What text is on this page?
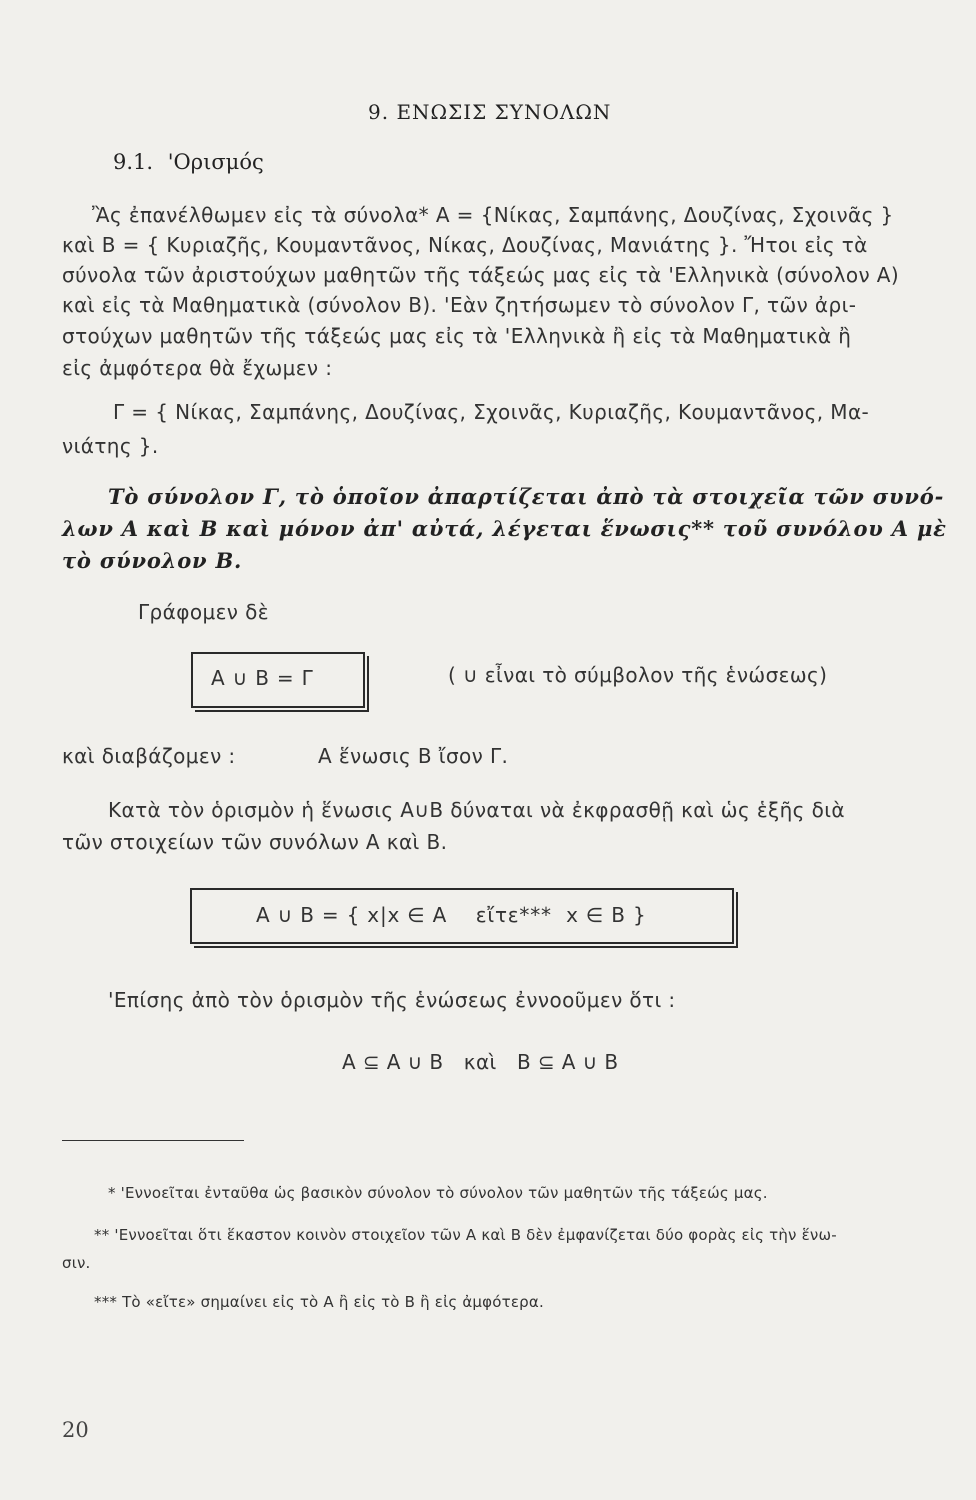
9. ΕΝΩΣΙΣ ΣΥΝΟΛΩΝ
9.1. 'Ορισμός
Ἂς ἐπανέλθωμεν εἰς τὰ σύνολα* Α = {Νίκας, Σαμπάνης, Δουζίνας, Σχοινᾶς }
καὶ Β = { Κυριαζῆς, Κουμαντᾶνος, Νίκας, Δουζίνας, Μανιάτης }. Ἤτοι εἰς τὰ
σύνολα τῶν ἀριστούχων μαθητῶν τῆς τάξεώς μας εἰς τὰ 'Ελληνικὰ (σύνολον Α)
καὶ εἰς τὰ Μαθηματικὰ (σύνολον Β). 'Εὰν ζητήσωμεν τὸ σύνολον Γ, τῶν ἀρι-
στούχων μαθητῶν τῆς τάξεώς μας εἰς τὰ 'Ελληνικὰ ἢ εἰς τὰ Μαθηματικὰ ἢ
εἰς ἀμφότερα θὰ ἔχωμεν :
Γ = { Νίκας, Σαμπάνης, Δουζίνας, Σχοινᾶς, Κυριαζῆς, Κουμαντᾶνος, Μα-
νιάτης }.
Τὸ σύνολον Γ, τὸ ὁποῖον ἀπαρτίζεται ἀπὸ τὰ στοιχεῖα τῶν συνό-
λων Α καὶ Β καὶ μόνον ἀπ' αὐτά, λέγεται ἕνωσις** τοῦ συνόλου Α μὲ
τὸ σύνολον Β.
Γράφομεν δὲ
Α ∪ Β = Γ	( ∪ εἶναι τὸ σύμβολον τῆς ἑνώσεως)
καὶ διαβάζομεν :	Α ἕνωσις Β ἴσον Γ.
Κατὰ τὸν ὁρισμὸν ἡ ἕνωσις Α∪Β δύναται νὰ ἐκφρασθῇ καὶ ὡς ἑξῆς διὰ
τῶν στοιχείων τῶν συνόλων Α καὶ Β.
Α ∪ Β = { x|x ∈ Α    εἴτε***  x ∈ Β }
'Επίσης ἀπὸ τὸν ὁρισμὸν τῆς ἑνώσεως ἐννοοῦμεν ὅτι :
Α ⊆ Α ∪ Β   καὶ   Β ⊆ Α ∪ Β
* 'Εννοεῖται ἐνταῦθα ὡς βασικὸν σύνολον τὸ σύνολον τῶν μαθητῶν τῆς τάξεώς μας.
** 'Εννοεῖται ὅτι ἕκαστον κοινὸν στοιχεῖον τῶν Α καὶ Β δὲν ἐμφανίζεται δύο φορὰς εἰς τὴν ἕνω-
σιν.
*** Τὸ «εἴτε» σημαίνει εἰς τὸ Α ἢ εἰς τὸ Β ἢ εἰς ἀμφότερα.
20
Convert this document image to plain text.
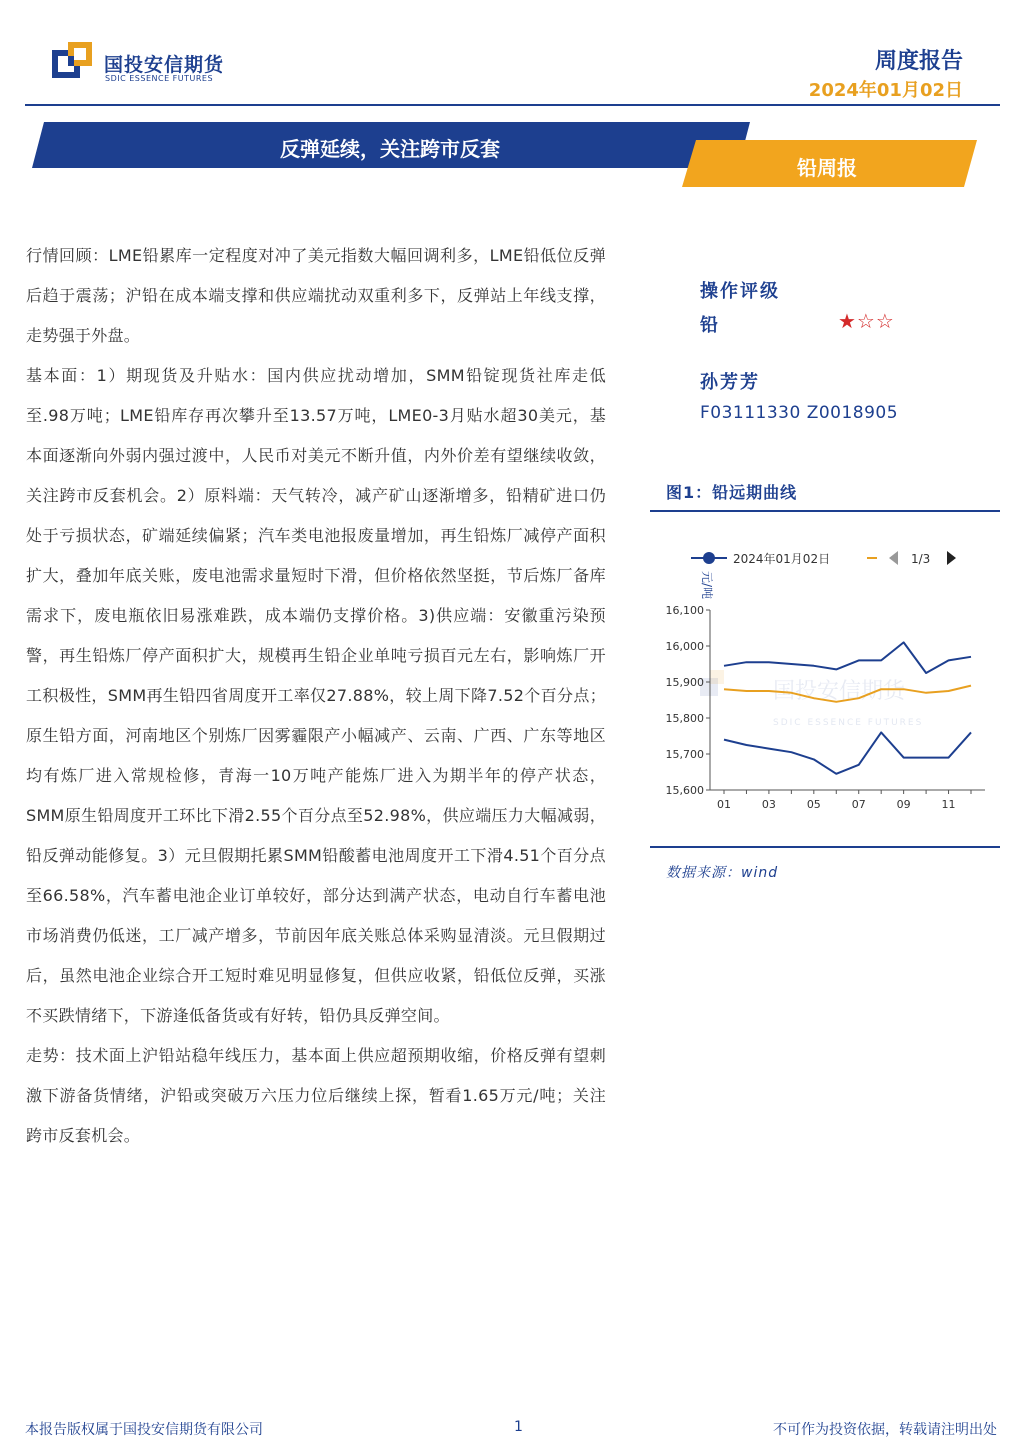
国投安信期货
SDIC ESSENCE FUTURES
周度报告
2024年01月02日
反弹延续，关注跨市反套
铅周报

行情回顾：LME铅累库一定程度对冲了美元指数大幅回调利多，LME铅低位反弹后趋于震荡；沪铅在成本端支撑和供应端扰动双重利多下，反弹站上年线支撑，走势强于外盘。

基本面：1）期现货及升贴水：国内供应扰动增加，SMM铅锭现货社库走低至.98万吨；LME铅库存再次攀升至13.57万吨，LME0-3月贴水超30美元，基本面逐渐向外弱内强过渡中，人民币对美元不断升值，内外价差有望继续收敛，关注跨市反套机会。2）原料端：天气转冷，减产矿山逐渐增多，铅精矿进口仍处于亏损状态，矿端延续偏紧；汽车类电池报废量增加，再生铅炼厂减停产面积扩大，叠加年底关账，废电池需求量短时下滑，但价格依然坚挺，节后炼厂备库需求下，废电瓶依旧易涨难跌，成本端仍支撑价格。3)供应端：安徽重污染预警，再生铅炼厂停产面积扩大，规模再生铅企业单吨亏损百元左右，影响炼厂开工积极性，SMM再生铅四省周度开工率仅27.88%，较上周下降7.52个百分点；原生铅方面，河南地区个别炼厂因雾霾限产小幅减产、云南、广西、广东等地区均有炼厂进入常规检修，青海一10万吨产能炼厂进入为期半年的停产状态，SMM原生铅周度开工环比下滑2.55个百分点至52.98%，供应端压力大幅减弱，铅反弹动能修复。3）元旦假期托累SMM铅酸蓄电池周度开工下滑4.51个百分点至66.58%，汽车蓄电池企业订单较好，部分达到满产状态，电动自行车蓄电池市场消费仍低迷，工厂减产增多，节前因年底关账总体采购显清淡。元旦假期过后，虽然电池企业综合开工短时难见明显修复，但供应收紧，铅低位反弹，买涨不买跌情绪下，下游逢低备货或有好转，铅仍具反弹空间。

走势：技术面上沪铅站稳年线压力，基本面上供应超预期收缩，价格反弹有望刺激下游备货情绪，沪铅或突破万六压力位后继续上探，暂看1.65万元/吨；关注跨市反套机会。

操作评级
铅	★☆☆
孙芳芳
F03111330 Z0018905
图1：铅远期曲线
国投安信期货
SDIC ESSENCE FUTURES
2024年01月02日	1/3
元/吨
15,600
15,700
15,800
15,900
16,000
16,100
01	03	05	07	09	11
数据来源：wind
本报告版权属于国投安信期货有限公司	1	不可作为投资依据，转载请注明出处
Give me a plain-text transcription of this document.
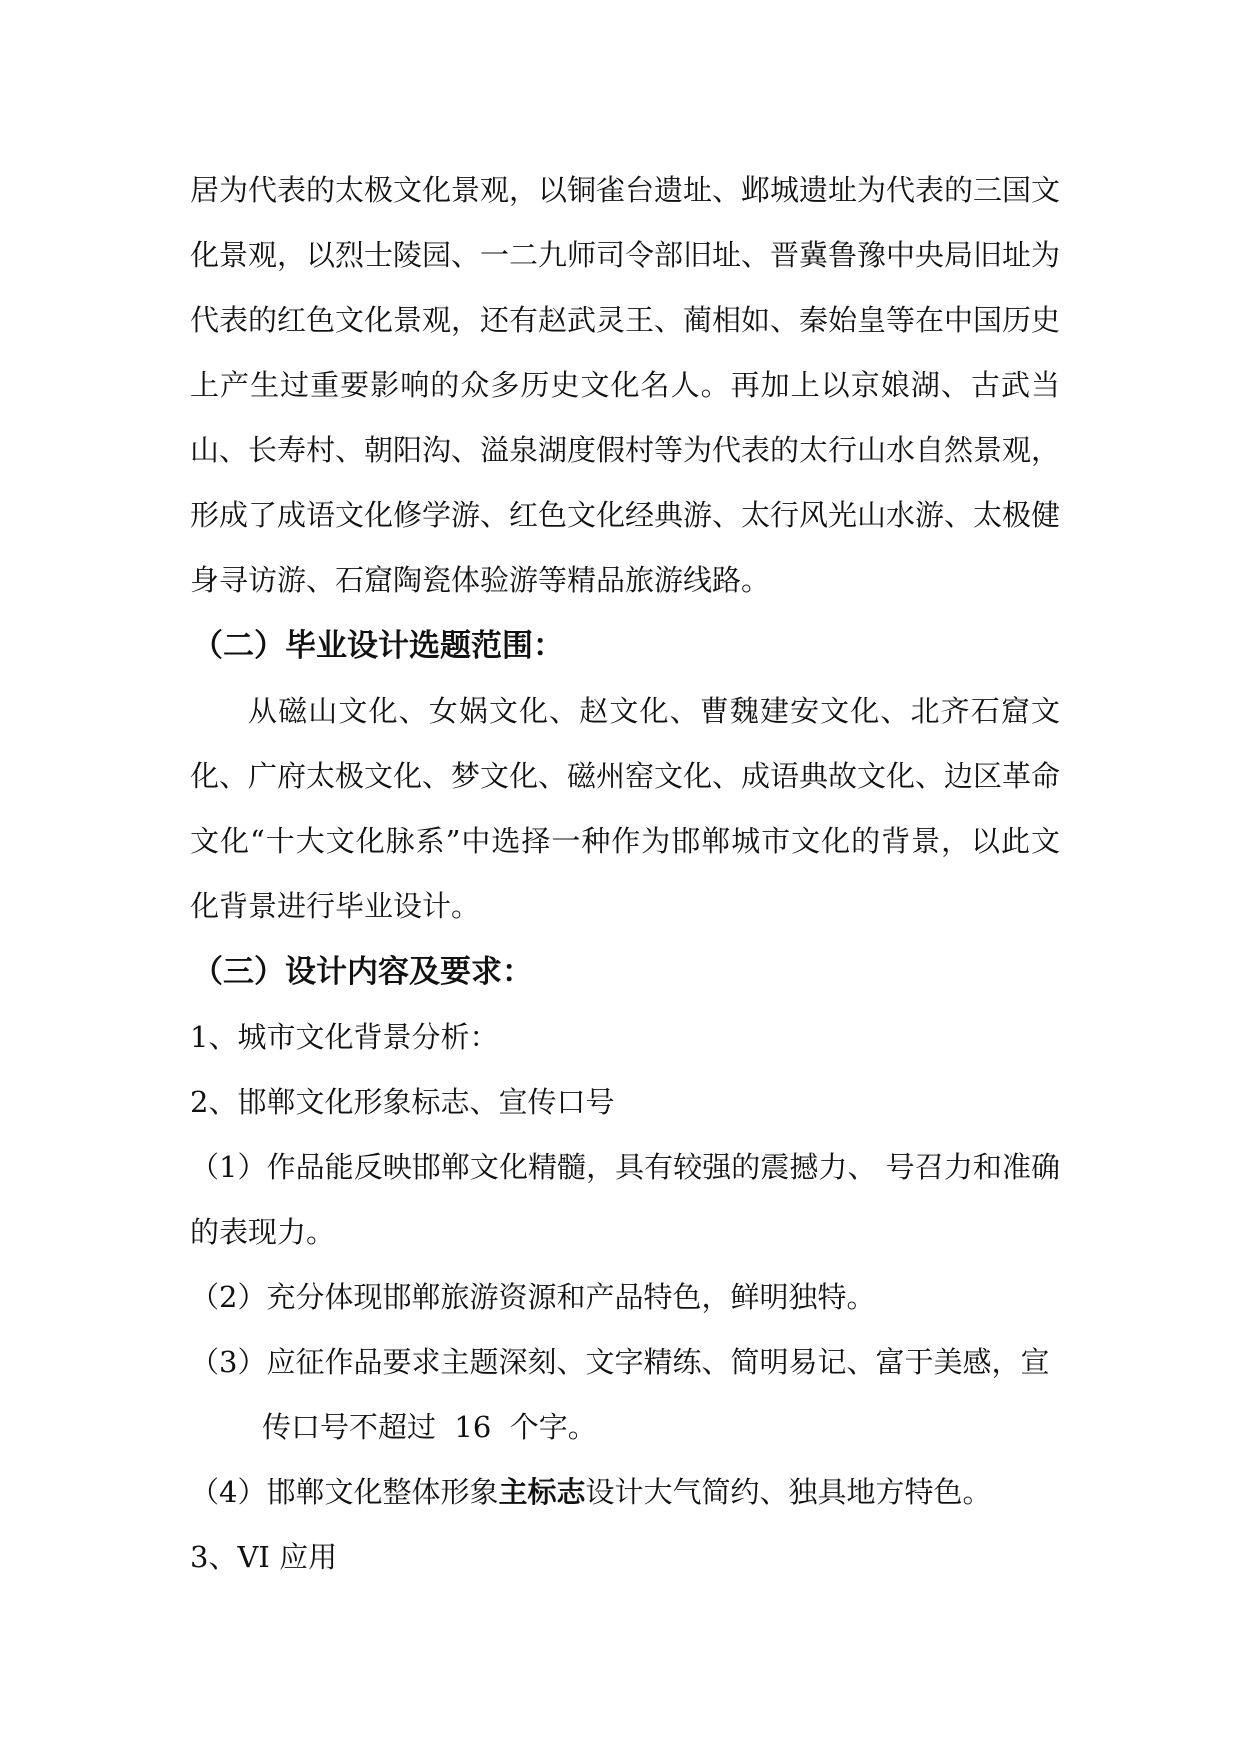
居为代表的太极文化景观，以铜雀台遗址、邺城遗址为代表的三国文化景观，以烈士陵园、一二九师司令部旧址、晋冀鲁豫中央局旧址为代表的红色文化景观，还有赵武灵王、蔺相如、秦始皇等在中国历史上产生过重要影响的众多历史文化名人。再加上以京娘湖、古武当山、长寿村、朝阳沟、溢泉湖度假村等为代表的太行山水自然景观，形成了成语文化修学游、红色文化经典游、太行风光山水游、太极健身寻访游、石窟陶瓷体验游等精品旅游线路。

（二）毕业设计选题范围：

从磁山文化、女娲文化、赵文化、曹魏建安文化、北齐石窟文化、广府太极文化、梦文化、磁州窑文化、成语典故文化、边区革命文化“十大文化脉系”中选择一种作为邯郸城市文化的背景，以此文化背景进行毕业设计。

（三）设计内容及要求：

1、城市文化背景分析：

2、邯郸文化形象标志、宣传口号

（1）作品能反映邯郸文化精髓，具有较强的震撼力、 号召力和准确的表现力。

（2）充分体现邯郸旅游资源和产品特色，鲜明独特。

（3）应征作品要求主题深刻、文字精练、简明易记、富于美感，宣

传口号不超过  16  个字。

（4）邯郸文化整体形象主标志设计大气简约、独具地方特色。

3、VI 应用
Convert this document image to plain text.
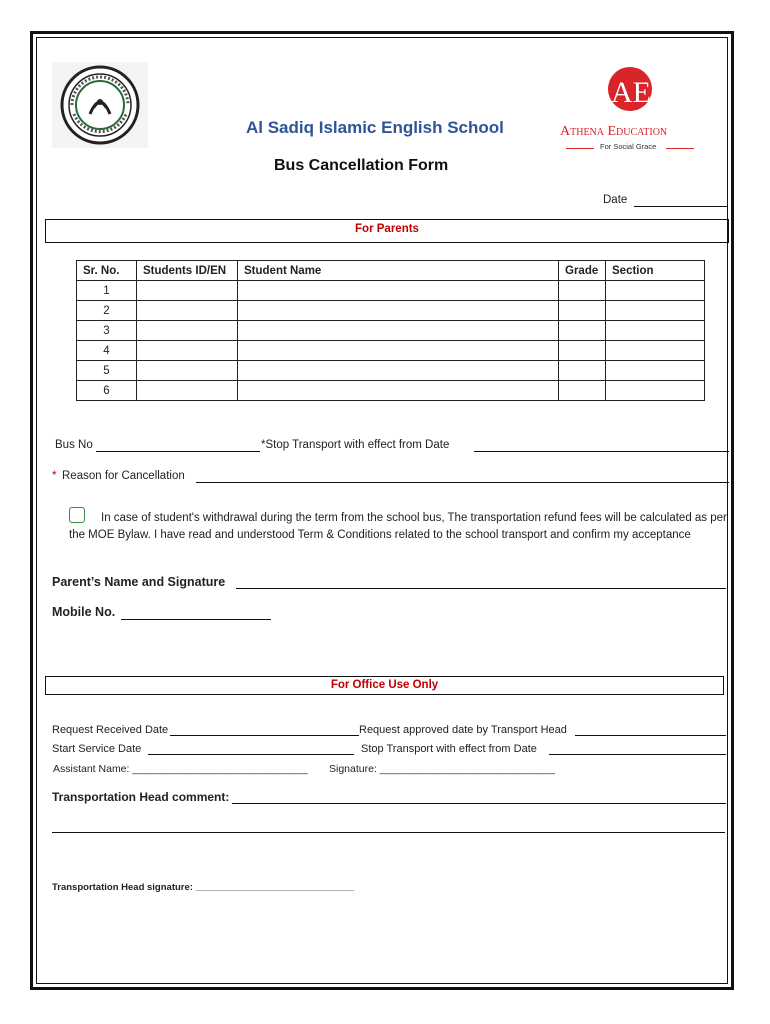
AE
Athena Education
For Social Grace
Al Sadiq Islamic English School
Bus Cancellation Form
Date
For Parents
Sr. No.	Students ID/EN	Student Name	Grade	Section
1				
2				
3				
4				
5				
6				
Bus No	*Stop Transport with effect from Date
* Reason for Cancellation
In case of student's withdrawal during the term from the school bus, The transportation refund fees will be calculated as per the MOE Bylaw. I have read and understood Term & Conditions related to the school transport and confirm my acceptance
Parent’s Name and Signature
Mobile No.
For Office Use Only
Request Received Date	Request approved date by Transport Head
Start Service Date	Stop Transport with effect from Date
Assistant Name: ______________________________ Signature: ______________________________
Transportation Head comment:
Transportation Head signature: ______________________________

Written exercise >> Look through the entries and find each line that has the string "Stop". Copy those lines.

Output of the task >>
Bus No	*Stop Transport with effect from Date
Start Service Date	Stop Transport with effect from Date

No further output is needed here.